■ Entries:
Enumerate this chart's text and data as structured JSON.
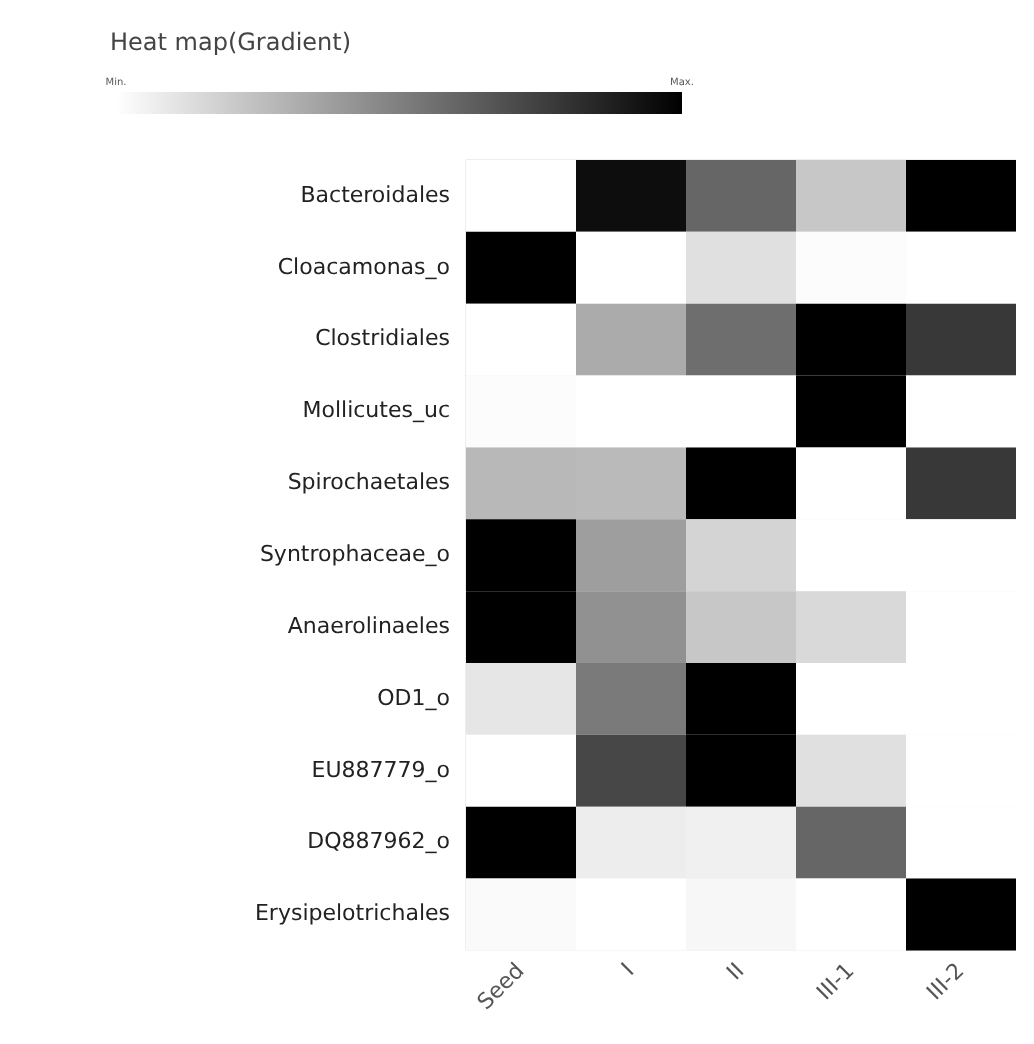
{
  "chart_data": {
    "type": "heatmap",
    "title": "Heat map(Gradient)",
    "categories": [
      "Seed",
      "I",
      "II",
      "III-1",
      "III-2"
    ],
    "y_categories": [
      "Bacteroidales",
      "Cloacamonas_o",
      "Clostridiales",
      "Mollicutes_uc",
      "Spirochaetales",
      "Syntrophaceae_o",
      "Anaerolinaeles",
      "OD1_o",
      "EU887779_o",
      "DQ887962_o",
      "Erysipelotrichales"
    ],
    "cells": [
      [
        0,
        0.95,
        0.6,
        0.22,
        1
      ],
      [
        1,
        0,
        0.12,
        0.01,
        0
      ],
      [
        0,
        0.33,
        0.57,
        1,
        0.78
      ],
      [
        0.01,
        0,
        0,
        1,
        0
      ],
      [
        0.28,
        0.27,
        1,
        0,
        0.78
      ],
      [
        1,
        0.38,
        0.17,
        0,
        0
      ],
      [
        1,
        0.43,
        0.22,
        0.15,
        0
      ],
      [
        0.1,
        0.52,
        1,
        0,
        0
      ],
      [
        0,
        0.72,
        1,
        0.12,
        0
      ],
      [
        1,
        0.07,
        0.06,
        0.6,
        0
      ],
      [
        0.02,
        0,
        0.03,
        0,
        1
      ]
    ],
    "clim": [
      0,
      1
    ],
    "cticks": [
      {
        "value": 0,
        "label": "Min."
      },
      {
        "value": 1,
        "label": "Max."
      }
    ]
  }
}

■ Given request: Each record above should be copied character for character, with pictures dropped.

■ The output:
Enumerate this chart's text and data as structured JSON.
{
  "chart_data": {
    "type": "heatmap",
    "title": "Heat map(Gradient)",
    "categories": [
      "Seed",
      "I",
      "II",
      "III-1",
      "III-2"
    ],
    "y_categories": [
      "Bacteroidales",
      "Cloacamonas_o",
      "Clostridiales",
      "Mollicutes_uc",
      "Spirochaetales",
      "Syntrophaceae_o",
      "Anaerolinaeles",
      "OD1_o",
      "EU887779_o",
      "DQ887962_o",
      "Erysipelotrichales"
    ],
    "cells": [
      [
        0,
        0.95,
        0.6,
        0.22,
        1
      ],
      [
        1,
        0,
        0.12,
        0.01,
        0
      ],
      [
        0,
        0.33,
        0.57,
        1,
        0.78
      ],
      [
        0.01,
        0,
        0,
        1,
        0
      ],
      [
        0.28,
        0.27,
        1,
        0,
        0.78
      ],
      [
        1,
        0.38,
        0.17,
        0,
        0
      ],
      [
        1,
        0.43,
        0.22,
        0.15,
        0
      ],
      [
        0.1,
        0.52,
        1,
        0,
        0
      ],
      [
        0,
        0.72,
        1,
        0.12,
        0
      ],
      [
        1,
        0.07,
        0.06,
        0.6,
        0
      ],
      [
        0.02,
        0,
        0.03,
        0,
        1
      ]
    ],
    "clim": [
      0,
      1
    ],
    "cticks": [
      {
        "value": 0,
        "label": "Min."
      },
      {
        "value": 1,
        "label": "Max."
      }
    ]
  }
}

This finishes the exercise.